=== Items ===
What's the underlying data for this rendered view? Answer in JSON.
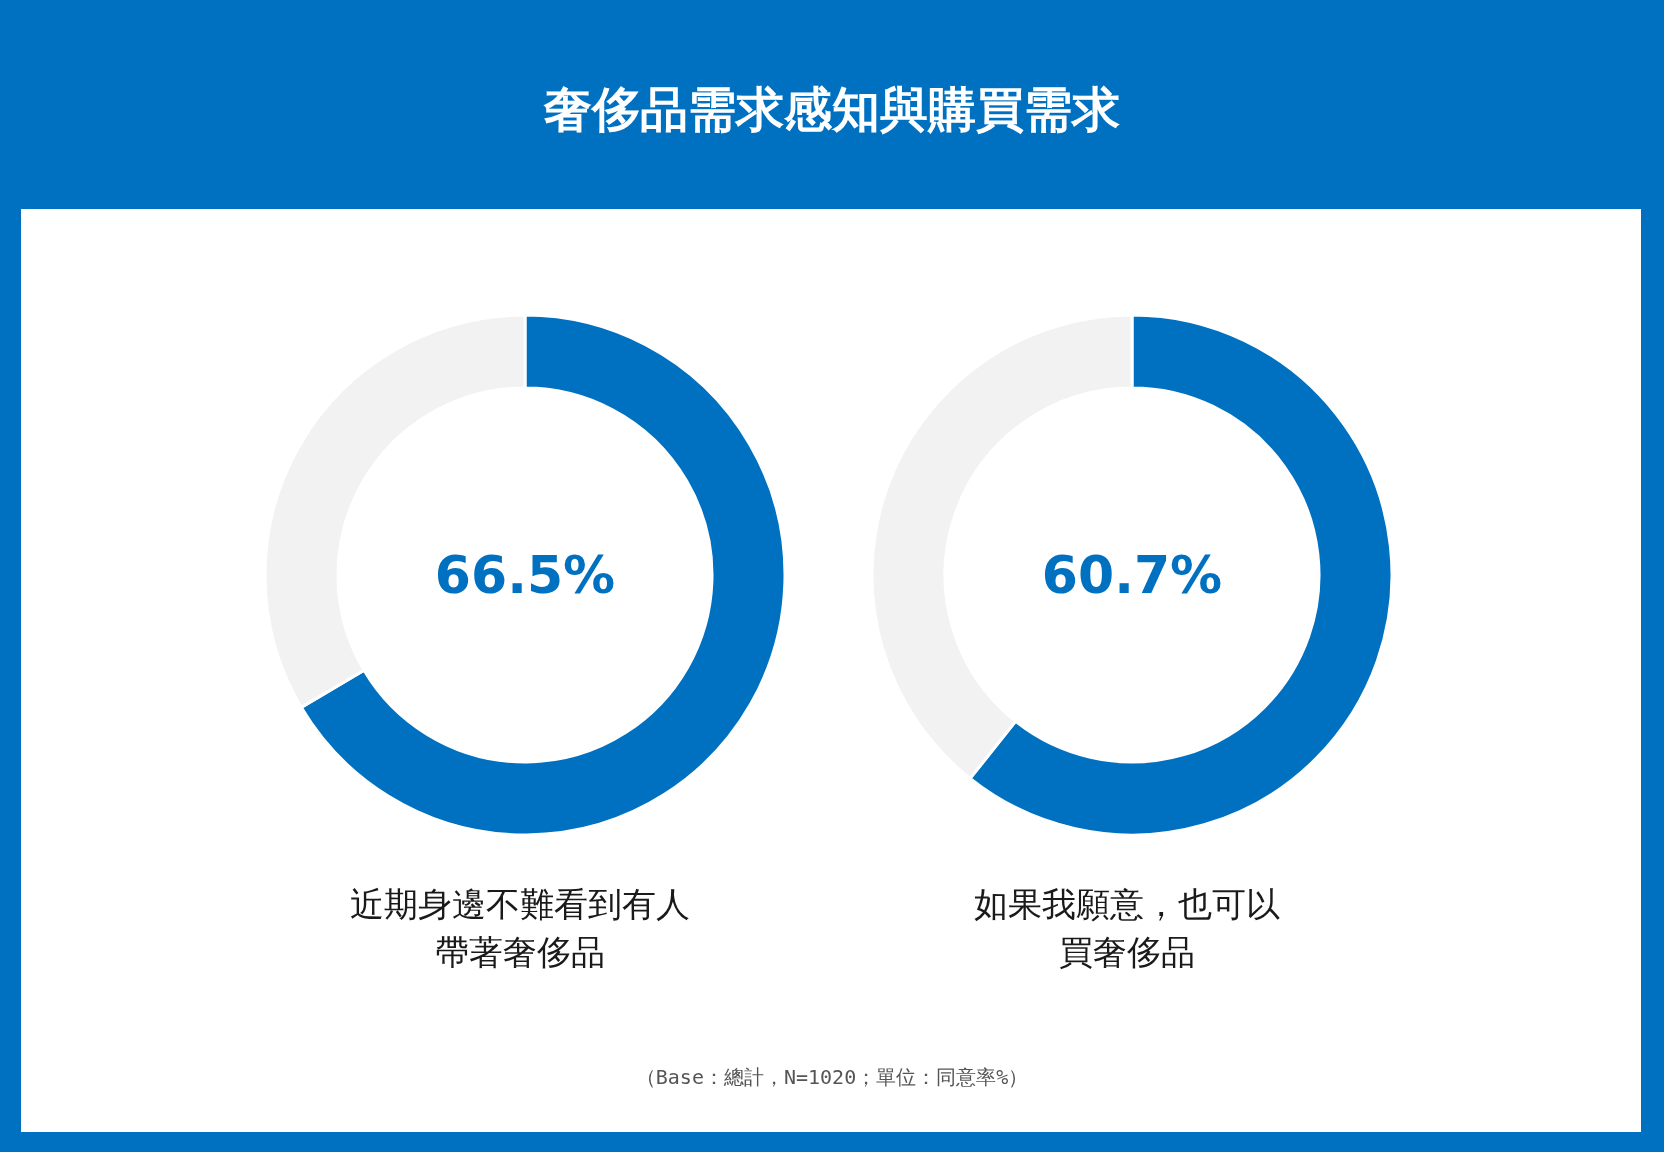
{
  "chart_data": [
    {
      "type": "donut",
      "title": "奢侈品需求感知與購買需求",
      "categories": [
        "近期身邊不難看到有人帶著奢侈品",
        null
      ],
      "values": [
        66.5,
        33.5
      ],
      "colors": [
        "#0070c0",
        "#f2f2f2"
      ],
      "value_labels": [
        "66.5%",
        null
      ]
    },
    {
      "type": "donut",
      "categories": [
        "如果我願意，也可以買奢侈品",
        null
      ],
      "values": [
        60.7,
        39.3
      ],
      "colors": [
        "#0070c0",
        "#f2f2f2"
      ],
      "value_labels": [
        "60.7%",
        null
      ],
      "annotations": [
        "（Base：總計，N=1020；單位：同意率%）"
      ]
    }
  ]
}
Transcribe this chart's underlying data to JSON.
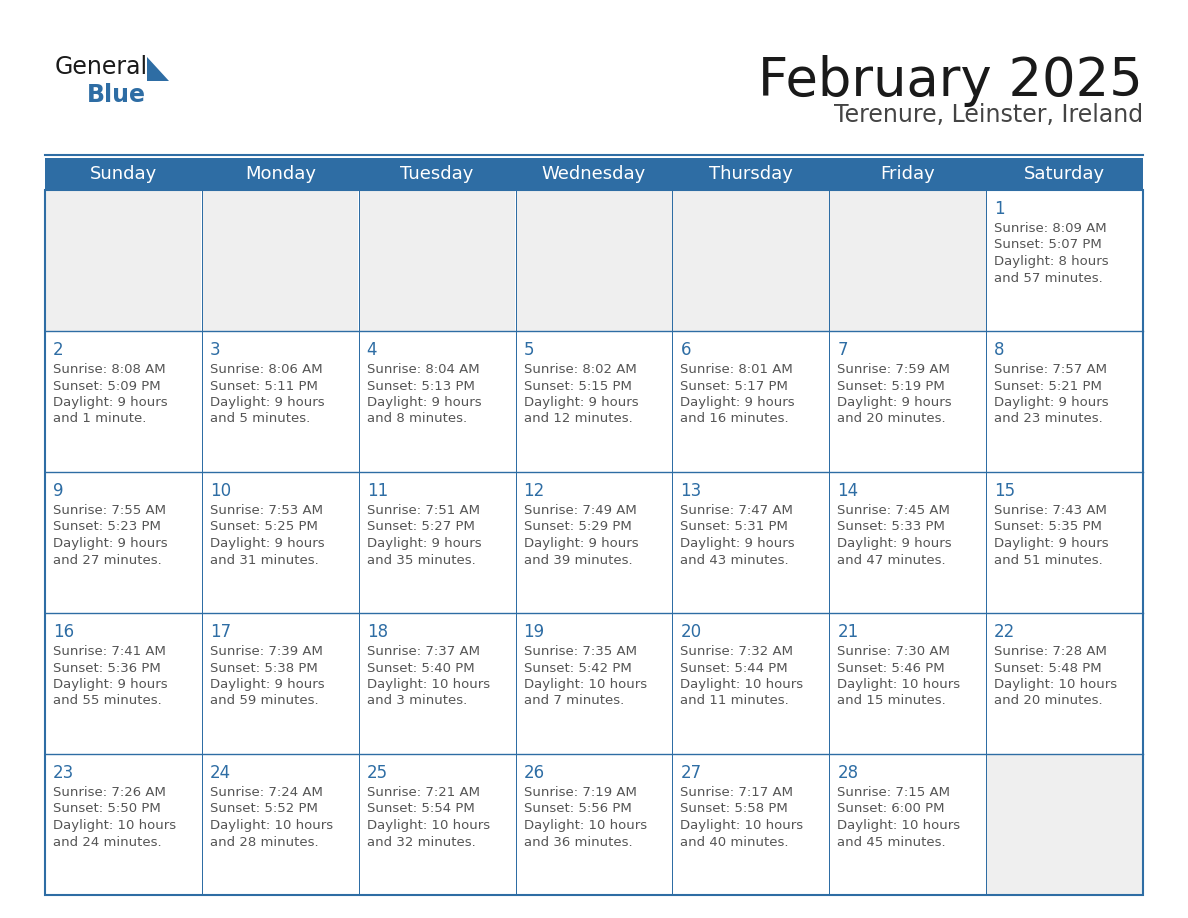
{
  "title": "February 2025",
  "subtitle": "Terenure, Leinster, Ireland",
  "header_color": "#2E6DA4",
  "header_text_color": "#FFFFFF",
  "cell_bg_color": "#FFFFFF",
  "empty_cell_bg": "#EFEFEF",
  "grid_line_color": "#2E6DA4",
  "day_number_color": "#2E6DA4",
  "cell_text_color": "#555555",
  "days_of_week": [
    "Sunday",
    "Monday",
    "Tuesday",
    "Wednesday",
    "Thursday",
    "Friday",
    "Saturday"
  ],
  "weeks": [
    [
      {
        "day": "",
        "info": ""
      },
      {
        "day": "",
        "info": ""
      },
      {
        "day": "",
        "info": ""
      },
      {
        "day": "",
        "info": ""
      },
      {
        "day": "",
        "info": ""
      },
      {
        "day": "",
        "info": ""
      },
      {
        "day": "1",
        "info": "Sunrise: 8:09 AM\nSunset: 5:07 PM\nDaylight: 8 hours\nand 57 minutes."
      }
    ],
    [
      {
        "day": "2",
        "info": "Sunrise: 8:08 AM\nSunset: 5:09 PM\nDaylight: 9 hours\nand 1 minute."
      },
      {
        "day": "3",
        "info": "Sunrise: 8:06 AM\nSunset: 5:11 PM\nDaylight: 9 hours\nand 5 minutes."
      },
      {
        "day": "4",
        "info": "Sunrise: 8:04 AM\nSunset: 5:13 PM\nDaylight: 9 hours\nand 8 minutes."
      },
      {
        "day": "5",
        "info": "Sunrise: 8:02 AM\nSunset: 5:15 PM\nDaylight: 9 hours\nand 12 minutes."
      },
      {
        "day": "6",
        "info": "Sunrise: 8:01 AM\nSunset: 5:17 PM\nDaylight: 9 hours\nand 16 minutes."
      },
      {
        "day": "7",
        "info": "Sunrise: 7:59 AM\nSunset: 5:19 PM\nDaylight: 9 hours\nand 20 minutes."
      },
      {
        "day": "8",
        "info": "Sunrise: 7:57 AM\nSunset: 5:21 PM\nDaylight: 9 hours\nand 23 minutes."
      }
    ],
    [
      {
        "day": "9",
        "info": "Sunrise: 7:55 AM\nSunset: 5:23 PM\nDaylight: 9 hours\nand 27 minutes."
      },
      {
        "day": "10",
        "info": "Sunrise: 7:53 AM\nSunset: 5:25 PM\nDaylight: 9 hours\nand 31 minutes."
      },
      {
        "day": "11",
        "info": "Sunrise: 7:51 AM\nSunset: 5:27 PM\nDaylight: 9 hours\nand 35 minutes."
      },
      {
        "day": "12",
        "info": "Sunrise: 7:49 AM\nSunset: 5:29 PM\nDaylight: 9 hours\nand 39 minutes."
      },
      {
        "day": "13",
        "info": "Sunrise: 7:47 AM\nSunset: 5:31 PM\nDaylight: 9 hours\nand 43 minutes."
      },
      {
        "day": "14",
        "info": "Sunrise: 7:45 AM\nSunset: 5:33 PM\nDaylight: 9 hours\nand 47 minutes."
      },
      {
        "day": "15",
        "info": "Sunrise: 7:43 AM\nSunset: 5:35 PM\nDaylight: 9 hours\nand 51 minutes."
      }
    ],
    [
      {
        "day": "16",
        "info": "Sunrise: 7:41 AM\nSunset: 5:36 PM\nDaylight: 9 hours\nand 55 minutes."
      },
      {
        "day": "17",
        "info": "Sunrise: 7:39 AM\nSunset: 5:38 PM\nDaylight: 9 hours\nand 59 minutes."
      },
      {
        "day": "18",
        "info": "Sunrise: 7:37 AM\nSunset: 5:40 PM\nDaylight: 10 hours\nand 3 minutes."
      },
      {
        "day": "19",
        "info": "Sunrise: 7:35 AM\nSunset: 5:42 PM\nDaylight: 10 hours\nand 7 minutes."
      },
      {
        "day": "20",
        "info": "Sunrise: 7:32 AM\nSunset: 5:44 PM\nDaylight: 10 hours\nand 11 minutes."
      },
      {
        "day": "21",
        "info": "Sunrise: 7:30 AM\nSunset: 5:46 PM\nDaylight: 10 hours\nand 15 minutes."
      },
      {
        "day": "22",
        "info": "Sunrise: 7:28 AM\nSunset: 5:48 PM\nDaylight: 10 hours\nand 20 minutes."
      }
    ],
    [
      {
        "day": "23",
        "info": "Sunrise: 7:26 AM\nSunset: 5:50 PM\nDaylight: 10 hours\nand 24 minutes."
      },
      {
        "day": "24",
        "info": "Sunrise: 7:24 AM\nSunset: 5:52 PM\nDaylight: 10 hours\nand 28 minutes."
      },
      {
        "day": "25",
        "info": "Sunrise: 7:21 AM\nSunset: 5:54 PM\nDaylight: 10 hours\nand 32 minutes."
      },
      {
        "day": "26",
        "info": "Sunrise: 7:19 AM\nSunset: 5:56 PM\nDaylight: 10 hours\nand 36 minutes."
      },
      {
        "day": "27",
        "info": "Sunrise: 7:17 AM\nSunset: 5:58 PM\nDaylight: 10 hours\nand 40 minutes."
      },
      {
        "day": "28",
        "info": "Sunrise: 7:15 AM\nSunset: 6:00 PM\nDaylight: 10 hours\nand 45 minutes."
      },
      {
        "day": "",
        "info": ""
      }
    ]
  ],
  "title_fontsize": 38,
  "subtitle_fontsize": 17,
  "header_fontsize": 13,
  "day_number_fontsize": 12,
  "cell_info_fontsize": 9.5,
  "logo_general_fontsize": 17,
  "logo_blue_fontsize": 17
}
* * *
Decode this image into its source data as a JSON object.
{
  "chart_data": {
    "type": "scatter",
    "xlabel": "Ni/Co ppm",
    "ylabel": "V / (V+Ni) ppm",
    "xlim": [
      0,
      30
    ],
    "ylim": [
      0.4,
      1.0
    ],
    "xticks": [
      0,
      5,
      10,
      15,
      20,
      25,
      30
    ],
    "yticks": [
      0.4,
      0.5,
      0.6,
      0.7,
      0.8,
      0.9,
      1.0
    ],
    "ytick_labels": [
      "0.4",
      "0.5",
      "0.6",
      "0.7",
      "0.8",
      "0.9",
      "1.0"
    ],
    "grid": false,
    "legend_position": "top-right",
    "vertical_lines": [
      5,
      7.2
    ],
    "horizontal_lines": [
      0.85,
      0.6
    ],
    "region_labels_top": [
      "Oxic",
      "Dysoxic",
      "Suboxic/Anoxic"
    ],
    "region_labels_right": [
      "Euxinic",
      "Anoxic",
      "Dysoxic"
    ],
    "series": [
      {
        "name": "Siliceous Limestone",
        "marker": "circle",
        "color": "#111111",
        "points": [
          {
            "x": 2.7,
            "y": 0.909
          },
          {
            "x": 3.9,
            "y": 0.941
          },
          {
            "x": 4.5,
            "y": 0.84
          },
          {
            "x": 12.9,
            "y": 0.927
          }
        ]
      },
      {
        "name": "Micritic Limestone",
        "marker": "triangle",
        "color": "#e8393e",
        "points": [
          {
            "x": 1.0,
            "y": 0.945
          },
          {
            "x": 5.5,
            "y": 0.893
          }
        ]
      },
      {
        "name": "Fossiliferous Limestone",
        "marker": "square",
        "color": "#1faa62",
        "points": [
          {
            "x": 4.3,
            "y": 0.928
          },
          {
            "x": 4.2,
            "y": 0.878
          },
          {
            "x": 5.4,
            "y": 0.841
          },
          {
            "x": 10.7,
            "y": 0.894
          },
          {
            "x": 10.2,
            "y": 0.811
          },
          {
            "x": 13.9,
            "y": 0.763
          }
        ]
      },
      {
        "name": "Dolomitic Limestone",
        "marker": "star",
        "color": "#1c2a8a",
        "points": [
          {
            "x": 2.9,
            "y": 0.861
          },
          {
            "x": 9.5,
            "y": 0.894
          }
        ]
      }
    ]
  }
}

=== What you should do ===
Gather each line from the listing above that holds "Limestone".

=== Written answer ===
        "name": "Siliceous Limestone",
        "name": "Micritic Limestone",
        "name": "Fossiliferous Limestone",
        "name": "Dolomitic Limestone",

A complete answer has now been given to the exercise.